Figure record extracts
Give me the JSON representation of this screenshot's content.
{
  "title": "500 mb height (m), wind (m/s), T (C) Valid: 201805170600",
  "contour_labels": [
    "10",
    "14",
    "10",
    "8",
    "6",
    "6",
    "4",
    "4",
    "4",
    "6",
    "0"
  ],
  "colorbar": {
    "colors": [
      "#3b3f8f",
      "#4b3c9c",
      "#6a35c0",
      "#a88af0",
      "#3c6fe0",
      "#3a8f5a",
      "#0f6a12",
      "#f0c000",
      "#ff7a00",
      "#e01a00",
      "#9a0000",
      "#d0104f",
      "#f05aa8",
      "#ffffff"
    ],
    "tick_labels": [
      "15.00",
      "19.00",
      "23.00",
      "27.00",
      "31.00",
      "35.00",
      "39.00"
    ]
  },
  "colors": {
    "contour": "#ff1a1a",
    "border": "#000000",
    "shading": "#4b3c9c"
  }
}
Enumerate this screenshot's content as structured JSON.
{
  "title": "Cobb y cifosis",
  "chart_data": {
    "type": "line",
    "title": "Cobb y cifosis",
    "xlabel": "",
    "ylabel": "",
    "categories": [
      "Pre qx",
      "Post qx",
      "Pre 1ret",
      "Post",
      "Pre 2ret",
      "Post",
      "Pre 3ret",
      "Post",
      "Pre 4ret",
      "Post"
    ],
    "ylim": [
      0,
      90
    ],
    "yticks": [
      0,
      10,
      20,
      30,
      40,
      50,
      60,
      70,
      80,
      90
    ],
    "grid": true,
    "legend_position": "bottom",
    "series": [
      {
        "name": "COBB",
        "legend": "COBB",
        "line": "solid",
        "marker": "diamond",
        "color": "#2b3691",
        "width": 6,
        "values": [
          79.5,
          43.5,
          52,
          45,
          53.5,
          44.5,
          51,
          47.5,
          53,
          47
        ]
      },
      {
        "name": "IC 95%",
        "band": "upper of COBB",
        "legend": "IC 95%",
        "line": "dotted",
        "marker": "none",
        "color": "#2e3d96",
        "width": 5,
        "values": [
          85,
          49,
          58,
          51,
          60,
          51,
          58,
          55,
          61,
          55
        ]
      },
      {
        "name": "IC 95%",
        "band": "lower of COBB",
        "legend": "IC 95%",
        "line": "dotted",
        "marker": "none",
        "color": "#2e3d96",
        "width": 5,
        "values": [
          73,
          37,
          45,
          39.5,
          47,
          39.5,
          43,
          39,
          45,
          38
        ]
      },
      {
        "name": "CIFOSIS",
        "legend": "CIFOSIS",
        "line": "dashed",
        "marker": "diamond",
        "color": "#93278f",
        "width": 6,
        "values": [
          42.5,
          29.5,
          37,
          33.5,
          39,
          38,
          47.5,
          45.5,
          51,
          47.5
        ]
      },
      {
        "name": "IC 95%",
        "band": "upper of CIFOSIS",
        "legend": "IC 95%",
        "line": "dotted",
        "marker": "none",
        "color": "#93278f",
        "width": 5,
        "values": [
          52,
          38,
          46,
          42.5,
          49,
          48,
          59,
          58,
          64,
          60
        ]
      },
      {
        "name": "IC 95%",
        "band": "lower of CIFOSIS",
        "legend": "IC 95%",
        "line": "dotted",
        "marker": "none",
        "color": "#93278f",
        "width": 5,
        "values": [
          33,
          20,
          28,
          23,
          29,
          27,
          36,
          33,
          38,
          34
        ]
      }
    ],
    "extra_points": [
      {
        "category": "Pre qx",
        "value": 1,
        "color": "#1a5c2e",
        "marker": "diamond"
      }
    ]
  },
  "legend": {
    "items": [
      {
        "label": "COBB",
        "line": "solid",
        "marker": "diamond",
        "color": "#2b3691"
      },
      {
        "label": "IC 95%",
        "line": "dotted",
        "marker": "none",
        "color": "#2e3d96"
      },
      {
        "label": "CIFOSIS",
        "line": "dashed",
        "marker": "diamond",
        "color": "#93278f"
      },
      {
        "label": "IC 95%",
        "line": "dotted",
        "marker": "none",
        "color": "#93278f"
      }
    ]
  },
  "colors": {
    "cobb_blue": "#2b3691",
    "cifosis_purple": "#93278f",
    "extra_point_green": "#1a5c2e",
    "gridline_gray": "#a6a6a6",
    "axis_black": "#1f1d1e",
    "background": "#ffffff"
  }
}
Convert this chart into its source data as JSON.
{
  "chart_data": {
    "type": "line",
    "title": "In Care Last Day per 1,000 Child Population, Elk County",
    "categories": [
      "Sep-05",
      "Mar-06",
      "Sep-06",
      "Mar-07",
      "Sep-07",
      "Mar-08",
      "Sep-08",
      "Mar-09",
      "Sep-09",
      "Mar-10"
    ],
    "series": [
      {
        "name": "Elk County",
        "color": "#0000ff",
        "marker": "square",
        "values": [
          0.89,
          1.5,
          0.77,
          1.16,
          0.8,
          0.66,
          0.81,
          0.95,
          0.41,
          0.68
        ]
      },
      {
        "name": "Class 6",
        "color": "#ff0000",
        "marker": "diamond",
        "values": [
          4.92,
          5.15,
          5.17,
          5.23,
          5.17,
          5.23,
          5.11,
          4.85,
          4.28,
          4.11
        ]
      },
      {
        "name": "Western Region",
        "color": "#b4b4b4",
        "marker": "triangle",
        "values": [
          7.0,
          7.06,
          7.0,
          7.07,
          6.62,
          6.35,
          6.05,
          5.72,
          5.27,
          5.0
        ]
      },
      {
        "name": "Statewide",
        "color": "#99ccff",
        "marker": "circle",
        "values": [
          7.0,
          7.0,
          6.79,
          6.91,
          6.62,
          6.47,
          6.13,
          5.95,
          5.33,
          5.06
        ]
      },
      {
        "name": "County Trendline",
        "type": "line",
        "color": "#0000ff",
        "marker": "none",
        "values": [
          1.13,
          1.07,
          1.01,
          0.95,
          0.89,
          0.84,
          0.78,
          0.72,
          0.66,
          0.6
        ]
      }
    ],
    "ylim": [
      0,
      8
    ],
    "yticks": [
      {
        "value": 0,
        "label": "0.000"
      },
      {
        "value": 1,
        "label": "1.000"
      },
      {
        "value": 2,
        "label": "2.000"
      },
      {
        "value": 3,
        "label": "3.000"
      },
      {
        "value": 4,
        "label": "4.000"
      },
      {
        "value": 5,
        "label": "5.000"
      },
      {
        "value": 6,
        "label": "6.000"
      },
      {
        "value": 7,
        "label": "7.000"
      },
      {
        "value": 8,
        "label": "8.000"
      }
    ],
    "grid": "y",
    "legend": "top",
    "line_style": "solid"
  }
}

* [Stated exercise]: Pick out every line of the listing containing the word "content", and show those lines.

* [Solution to this problem]:
Give me the JSON representation of this screenshot's content.
Enumerate this screenshot's content as structured JSON.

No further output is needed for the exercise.